DIRECTIVE. Search the records for the word "JSON" and report each line that has it.

**********

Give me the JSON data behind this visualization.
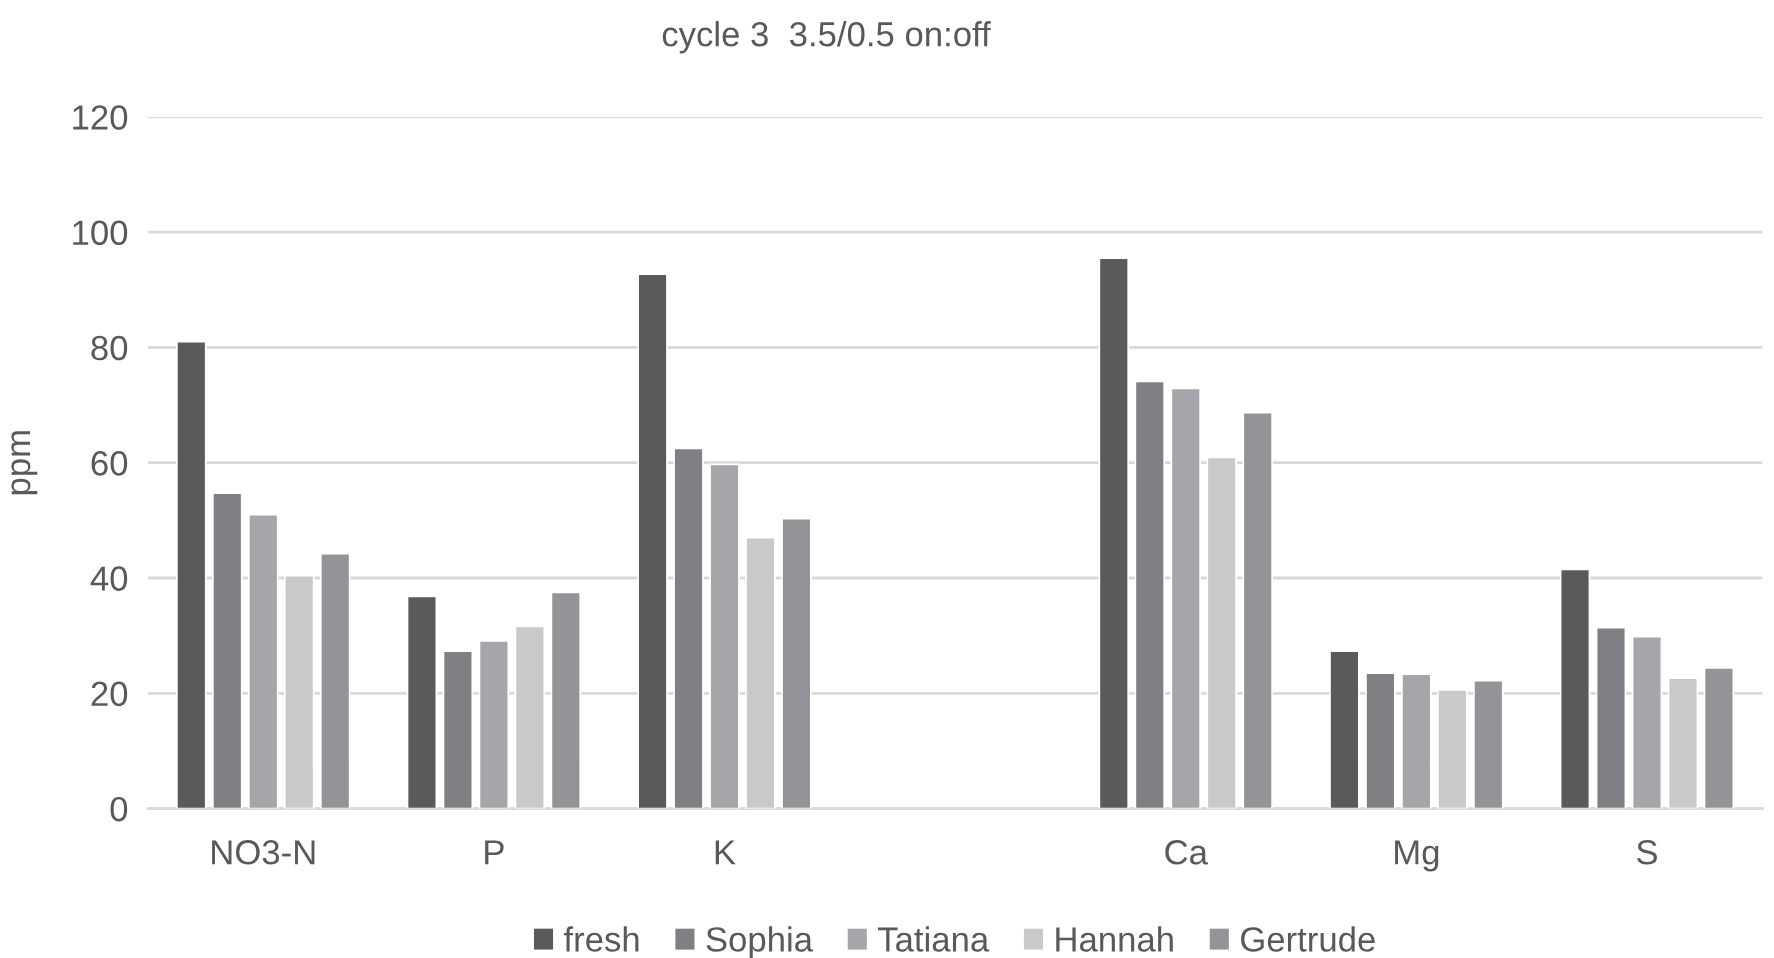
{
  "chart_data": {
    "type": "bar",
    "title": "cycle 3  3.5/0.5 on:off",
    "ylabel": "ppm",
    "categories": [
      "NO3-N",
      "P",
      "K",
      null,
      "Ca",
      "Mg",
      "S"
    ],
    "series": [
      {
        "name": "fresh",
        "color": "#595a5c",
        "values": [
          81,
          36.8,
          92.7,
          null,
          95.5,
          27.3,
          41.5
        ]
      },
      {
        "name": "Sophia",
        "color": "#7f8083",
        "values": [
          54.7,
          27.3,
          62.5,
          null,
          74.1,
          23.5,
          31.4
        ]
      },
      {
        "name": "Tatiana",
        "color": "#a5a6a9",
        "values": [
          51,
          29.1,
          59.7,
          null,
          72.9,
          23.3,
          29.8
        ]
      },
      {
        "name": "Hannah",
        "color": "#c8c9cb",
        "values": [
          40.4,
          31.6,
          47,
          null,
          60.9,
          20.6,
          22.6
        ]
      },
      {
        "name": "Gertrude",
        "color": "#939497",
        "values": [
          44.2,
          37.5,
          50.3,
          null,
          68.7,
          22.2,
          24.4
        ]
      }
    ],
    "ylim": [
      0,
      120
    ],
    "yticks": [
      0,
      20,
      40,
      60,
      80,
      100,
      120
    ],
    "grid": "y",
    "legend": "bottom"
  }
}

**********

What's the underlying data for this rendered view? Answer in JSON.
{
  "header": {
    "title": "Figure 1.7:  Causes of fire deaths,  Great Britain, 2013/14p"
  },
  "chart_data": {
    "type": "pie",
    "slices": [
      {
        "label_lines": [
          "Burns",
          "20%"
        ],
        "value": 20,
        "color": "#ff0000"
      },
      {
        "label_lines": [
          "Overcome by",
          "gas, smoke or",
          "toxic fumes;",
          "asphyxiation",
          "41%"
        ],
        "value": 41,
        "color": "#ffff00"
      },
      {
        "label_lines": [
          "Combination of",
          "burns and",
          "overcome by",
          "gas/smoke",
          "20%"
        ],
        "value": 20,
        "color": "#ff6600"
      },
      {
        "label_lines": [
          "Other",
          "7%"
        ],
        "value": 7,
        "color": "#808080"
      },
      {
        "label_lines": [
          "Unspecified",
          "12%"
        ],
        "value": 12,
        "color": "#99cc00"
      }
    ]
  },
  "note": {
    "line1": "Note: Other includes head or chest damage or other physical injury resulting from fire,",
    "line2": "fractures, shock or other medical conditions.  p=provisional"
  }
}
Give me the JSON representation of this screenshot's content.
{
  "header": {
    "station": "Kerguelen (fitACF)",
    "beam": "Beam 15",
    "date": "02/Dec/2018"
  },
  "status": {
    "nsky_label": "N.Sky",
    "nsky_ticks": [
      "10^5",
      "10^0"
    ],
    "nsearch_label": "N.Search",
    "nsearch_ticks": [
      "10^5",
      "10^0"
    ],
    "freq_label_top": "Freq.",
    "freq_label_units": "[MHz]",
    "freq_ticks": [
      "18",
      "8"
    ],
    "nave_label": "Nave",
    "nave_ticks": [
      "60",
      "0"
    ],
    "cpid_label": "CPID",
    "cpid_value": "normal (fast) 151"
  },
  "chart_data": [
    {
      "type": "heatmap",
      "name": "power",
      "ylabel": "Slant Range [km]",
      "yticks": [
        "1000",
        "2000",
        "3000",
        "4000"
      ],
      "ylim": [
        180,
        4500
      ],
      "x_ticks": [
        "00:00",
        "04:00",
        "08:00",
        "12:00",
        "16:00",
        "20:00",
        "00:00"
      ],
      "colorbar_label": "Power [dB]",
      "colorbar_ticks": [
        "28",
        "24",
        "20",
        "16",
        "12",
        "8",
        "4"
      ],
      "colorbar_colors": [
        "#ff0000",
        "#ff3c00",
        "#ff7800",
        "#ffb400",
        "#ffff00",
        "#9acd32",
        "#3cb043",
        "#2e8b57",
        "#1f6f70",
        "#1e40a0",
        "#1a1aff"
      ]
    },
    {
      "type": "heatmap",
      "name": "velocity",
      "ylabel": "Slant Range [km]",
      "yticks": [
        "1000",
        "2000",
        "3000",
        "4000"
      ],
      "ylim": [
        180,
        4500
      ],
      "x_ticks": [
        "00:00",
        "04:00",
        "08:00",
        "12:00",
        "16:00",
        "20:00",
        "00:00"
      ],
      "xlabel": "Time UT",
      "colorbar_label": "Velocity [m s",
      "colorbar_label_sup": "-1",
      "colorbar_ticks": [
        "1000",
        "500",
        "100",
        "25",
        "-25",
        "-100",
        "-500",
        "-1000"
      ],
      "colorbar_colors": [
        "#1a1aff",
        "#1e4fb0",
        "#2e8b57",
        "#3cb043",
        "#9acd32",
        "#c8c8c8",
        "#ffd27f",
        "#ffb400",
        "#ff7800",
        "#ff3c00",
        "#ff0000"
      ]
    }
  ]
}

**********

SOLUTION TO THIS EXERCISE.
Give me the JSON data behind this visualization.
What's the underlying data for this rendered view? Answer in JSON.
Give me the JSON representation of this screenshot's content.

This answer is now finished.